■ **GIVEN INFORMATION**
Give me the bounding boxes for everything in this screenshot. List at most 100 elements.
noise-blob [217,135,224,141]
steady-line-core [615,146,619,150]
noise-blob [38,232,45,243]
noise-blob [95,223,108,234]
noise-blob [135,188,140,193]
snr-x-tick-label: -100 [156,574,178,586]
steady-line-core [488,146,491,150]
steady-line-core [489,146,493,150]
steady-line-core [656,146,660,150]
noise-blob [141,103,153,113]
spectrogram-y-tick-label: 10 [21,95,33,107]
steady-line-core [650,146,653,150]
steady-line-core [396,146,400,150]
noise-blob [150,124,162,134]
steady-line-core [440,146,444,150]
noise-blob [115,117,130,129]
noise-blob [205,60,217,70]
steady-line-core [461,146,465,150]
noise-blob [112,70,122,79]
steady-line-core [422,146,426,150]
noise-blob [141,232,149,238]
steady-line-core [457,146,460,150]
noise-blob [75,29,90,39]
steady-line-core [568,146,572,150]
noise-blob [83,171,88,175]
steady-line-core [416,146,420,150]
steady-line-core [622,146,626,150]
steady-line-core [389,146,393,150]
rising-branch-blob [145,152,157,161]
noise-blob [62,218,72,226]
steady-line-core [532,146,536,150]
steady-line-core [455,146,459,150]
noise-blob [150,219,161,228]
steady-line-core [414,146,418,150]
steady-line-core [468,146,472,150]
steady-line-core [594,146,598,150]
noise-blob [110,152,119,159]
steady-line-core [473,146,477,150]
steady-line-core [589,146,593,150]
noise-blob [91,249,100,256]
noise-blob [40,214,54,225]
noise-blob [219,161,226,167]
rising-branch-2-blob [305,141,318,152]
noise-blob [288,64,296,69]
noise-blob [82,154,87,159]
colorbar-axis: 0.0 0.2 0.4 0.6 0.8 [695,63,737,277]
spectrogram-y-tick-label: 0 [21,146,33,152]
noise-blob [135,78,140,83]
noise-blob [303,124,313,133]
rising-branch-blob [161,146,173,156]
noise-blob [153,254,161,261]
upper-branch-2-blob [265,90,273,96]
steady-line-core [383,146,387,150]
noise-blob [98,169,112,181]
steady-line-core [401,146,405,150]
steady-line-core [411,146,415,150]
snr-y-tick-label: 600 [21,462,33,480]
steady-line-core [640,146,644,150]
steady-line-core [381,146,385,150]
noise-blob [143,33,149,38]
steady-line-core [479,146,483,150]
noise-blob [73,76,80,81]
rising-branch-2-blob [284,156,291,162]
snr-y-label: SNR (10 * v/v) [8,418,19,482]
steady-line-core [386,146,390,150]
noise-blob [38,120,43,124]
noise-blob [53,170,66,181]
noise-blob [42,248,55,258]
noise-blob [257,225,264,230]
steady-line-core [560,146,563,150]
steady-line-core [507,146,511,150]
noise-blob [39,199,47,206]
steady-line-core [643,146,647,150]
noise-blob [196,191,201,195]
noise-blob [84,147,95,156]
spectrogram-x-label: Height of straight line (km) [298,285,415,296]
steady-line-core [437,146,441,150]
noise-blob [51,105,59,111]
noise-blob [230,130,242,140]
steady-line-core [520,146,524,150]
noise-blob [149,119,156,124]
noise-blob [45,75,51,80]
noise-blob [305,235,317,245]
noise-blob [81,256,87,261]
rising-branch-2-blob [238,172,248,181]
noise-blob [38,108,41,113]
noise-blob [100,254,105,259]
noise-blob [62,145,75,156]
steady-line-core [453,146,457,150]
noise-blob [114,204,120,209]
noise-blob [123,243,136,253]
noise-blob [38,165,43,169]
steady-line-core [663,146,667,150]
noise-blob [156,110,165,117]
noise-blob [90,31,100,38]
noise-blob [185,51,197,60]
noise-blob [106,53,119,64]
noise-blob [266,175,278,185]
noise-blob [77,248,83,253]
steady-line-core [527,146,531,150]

■ **INSTRUCTION**
Copy out every line of the records above word for word.

■ **EXERCISE RESULT**
Give me the bounding boxes for everything in this screenshot. List at most 100 elements.
noise-blob [217,135,224,141]
steady-line-core [615,146,619,150]
noise-blob [38,232,45,243]
noise-blob [95,223,108,234]
noise-blob [135,188,140,193]
snr-x-tick-label: -100 [156,574,178,586]
steady-line-core [488,146,491,150]
steady-line-core [489,146,493,150]
steady-line-core [656,146,660,150]
noise-blob [141,103,153,113]
spectrogram-y-tick-label: 10 [21,95,33,107]
steady-line-core [650,146,653,150]
steady-line-core [396,146,400,150]
noise-blob [150,124,162,134]
steady-line-core [440,146,444,150]
noise-blob [115,117,130,129]
noise-blob [205,60,217,70]
steady-line-core [461,146,465,150]
noise-blob [112,70,122,79]
steady-line-core [422,146,426,150]
noise-blob [141,232,149,238]
steady-line-core [457,146,460,150]
noise-blob [75,29,90,39]
steady-line-core [568,146,572,150]
noise-blob [83,171,88,175]
steady-line-core [416,146,420,150]
steady-line-core [622,146,626,150]
steady-line-core [389,146,393,150]
rising-branch-blob [145,152,157,161]
noise-blob [62,218,72,226]
steady-line-core [532,146,536,150]
steady-line-core [455,146,459,150]
noise-blob [150,219,161,228]
steady-line-core [414,146,418,150]
steady-line-core [468,146,472,150]
steady-line-core [594,146,598,150]
noise-blob [110,152,119,159]
steady-line-core [473,146,477,150]
steady-line-core [589,146,593,150]
noise-blob [91,249,100,256]
noise-blob [40,214,54,225]
noise-blob [219,161,226,167]
rising-branch-2-blob [305,141,318,152]
noise-blob [288,64,296,69]
noise-blob [82,154,87,159]
colorbar-axis: 0.0 0.2 0.4 0.6 0.8 [695,63,737,277]
spectrogram-y-tick-label: 0 [21,146,33,152]
noise-blob [135,78,140,83]
noise-blob [303,124,313,133]
rising-branch-blob [161,146,173,156]
noise-blob [153,254,161,261]
upper-branch-2-blob [265,90,273,96]
steady-line-core [383,146,387,150]
noise-blob [98,169,112,181]
steady-line-core [401,146,405,150]
steady-line-core [411,146,415,150]
snr-y-tick-label: 600 [21,462,33,480]
steady-line-core [640,146,644,150]
steady-line-core [381,146,385,150]
noise-blob [143,33,149,38]
steady-line-core [479,146,483,150]
noise-blob [73,76,80,81]
rising-branch-2-blob [284,156,291,162]
snr-y-label: SNR (10 * v/v) [8,418,19,482]
steady-line-core [386,146,390,150]
noise-blob [38,120,43,124]
noise-blob [53,170,66,181]
noise-blob [42,248,55,258]
noise-blob [257,225,264,230]
steady-line-core [560,146,563,150]
steady-line-core [507,146,511,150]
noise-blob [39,199,47,206]
steady-line-core [643,146,647,150]
noise-blob [196,191,201,195]
noise-blob [84,147,95,156]
spectrogram-x-label: Height of straight line (km) [298,285,415,296]
steady-line-core [437,146,441,150]
noise-blob [51,105,59,111]
noise-blob [230,130,242,140]
steady-line-core [520,146,524,150]
noise-blob [149,119,156,124]
noise-blob [45,75,51,80]
noise-blob [305,235,317,245]
noise-blob [81,256,87,261]
rising-branch-2-blob [238,172,248,181]
noise-blob [38,108,41,113]
noise-blob [100,254,105,259]
noise-blob [62,145,75,156]
steady-line-core [453,146,457,150]
noise-blob [114,204,120,209]
noise-blob [123,243,136,253]
noise-blob [38,165,43,169]
steady-line-core [663,146,667,150]
noise-blob [156,110,165,117]
noise-blob [90,31,100,38]
noise-blob [185,51,197,60]
noise-blob [106,53,119,64]
noise-blob [266,175,278,185]
noise-blob [77,248,83,253]
steady-line-core [527,146,531,150]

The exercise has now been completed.